_To do_
All of the records below must be output exactly, with no pictures carried over.

[Stored data]
══════════════════════════════

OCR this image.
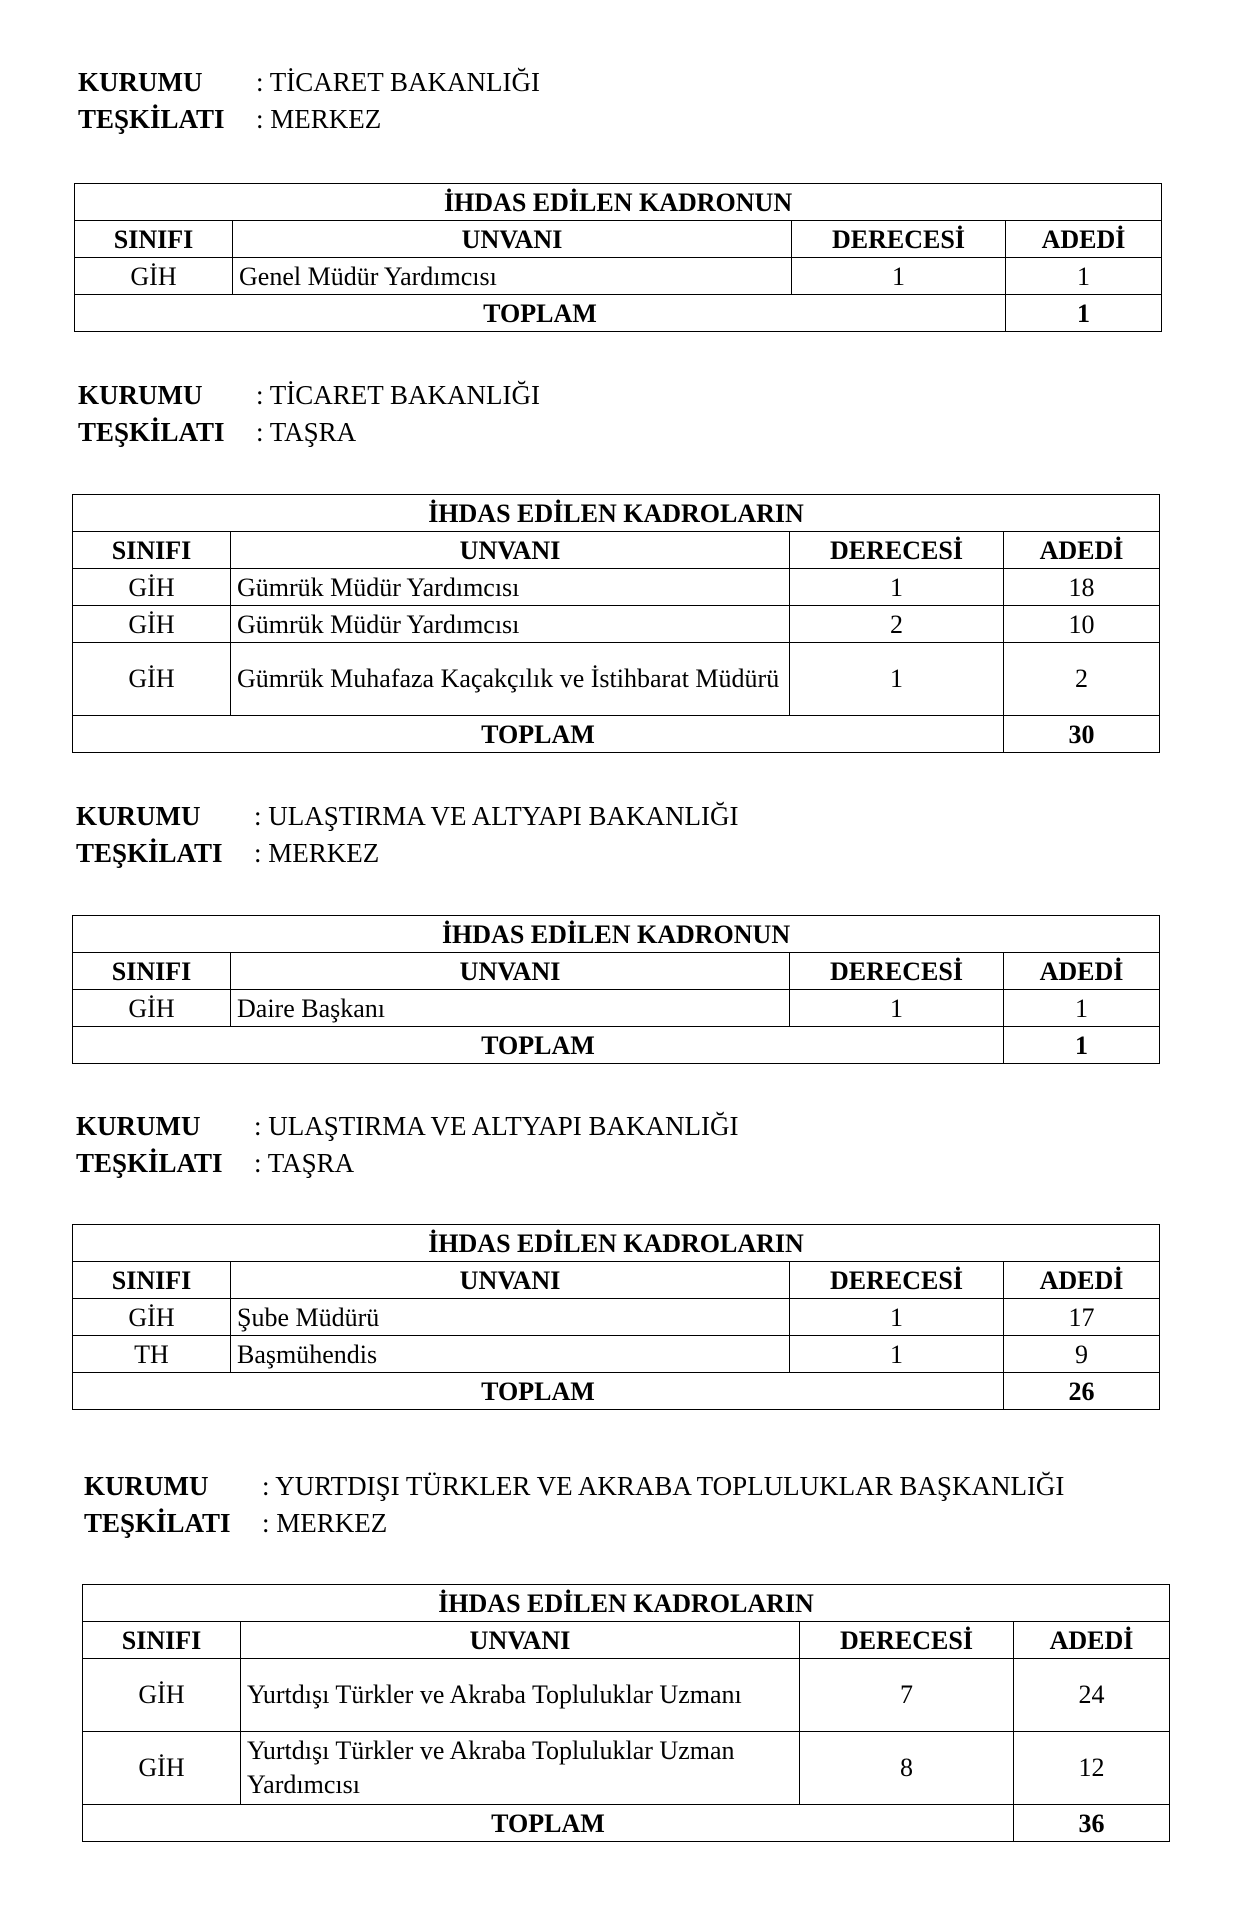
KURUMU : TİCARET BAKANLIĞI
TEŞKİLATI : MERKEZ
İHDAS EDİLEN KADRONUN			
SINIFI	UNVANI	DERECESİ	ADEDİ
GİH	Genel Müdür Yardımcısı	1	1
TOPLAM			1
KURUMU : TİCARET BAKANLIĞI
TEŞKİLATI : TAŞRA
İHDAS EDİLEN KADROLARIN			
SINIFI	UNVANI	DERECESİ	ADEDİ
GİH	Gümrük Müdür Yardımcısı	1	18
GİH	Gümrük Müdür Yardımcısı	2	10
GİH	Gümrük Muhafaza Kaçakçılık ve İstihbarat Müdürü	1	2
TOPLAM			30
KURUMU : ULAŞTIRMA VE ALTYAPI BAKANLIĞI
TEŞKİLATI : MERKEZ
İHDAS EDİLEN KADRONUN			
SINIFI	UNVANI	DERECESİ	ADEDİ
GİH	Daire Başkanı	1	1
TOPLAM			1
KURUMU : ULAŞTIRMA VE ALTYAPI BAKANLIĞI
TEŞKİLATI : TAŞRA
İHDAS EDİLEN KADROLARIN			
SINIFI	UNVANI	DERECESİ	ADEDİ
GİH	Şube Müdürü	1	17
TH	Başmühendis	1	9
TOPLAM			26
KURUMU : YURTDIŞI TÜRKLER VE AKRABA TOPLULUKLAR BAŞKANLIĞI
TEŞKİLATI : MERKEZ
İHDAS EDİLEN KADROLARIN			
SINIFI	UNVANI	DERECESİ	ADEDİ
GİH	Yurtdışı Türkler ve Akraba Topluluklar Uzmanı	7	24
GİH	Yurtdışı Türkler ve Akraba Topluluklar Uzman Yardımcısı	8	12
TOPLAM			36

══════════════════════════════

_Solution to the problem_
OCR this image.
KURUMU : TİCARET BAKANLIĞI
TEŞKİLATI : MERKEZ
İHDAS EDİLEN KADRONUN			
SINIFI	UNVANI	DERECESİ	ADEDİ
GİH	Genel Müdür Yardımcısı	1	1
TOPLAM			1
KURUMU : TİCARET BAKANLIĞI
TEŞKİLATI : TAŞRA
İHDAS EDİLEN KADROLARIN			
SINIFI	UNVANI	DERECESİ	ADEDİ
GİH	Gümrük Müdür Yardımcısı	1	18
GİH	Gümrük Müdür Yardımcısı	2	10
GİH	Gümrük Muhafaza Kaçakçılık ve İstihbarat Müdürü	1	2
TOPLAM			30
KURUMU : ULAŞTIRMA VE ALTYAPI BAKANLIĞI
TEŞKİLATI : MERKEZ
İHDAS EDİLEN KADRONUN			
SINIFI	UNVANI	DERECESİ	ADEDİ
GİH	Daire Başkanı	1	1
TOPLAM			1
KURUMU : ULAŞTIRMA VE ALTYAPI BAKANLIĞI
TEŞKİLATI : TAŞRA
İHDAS EDİLEN KADROLARIN			
SINIFI	UNVANI	DERECESİ	ADEDİ
GİH	Şube Müdürü	1	17
TH	Başmühendis	1	9
TOPLAM			26
KURUMU : YURTDIŞI TÜRKLER VE AKRABA TOPLULUKLAR BAŞKANLIĞI
TEŞKİLATI : MERKEZ
İHDAS EDİLEN KADROLARIN			
SINIFI	UNVANI	DERECESİ	ADEDİ
GİH	Yurtdışı Türkler ve Akraba Topluluklar Uzmanı	7	24
GİH	Yurtdışı Türkler ve Akraba Topluluklar Uzman Yardımcısı	8	12
TOPLAM			36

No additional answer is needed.